Figure dataset records:
— START —
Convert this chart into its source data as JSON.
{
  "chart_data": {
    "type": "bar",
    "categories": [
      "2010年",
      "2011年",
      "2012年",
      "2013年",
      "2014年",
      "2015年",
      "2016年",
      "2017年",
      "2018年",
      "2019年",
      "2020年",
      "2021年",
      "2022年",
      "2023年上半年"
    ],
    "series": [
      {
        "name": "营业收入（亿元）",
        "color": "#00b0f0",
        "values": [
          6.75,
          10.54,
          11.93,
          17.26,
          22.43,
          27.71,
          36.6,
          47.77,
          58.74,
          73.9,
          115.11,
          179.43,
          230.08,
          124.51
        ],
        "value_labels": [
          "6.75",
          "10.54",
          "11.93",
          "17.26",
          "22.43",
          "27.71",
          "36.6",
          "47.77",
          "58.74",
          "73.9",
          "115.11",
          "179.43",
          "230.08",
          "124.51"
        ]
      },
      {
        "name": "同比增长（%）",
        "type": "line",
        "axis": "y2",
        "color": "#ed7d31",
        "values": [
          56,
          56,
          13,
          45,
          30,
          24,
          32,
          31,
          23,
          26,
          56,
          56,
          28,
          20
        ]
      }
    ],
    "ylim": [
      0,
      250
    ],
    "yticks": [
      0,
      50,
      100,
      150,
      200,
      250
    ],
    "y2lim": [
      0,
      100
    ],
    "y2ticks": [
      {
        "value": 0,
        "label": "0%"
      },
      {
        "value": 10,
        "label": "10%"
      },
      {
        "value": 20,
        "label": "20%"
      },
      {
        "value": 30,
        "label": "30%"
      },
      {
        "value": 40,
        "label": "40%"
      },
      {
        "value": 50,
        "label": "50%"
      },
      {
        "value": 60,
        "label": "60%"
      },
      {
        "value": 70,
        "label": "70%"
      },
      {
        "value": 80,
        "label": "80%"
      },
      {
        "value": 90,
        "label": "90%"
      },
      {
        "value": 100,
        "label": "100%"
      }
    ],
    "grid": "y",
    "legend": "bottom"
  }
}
— END —
** INSTRUCTIONS FOR THE TASK **
Retype the records that precede this task, keeping them exactly the same.

** TASK RESPONSE **
Convert this chart into its source data as JSON.
{
  "chart_data": {
    "type": "bar",
    "categories": [
      "2010年",
      "2011年",
      "2012年",
      "2013年",
      "2014年",
      "2015年",
      "2016年",
      "2017年",
      "2018年",
      "2019年",
      "2020年",
      "2021年",
      "2022年",
      "2023年上半年"
    ],
    "series": [
      {
        "name": "营业收入（亿元）",
        "color": "#00b0f0",
        "values": [
          6.75,
          10.54,
          11.93,
          17.26,
          22.43,
          27.71,
          36.6,
          47.77,
          58.74,
          73.9,
          115.11,
          179.43,
          230.08,
          124.51
        ],
        "value_labels": [
          "6.75",
          "10.54",
          "11.93",
          "17.26",
          "22.43",
          "27.71",
          "36.6",
          "47.77",
          "58.74",
          "73.9",
          "115.11",
          "179.43",
          "230.08",
          "124.51"
        ]
      },
      {
        "name": "同比增长（%）",
        "type": "line",
        "axis": "y2",
        "color": "#ed7d31",
        "values": [
          56,
          56,
          13,
          45,
          30,
          24,
          32,
          31,
          23,
          26,
          56,
          56,
          28,
          20
        ]
      }
    ],
    "ylim": [
      0,
      250
    ],
    "yticks": [
      0,
      50,
      100,
      150,
      200,
      250
    ],
    "y2lim": [
      0,
      100
    ],
    "y2ticks": [
      {
        "value": 0,
        "label": "0%"
      },
      {
        "value": 10,
        "label": "10%"
      },
      {
        "value": 20,
        "label": "20%"
      },
      {
        "value": 30,
        "label": "30%"
      },
      {
        "value": 40,
        "label": "40%"
      },
      {
        "value": 50,
        "label": "50%"
      },
      {
        "value": 60,
        "label": "60%"
      },
      {
        "value": 70,
        "label": "70%"
      },
      {
        "value": 80,
        "label": "80%"
      },
      {
        "value": 90,
        "label": "90%"
      },
      {
        "value": 100,
        "label": "100%"
      }
    ],
    "grid": "y",
    "legend": "bottom"
  }
}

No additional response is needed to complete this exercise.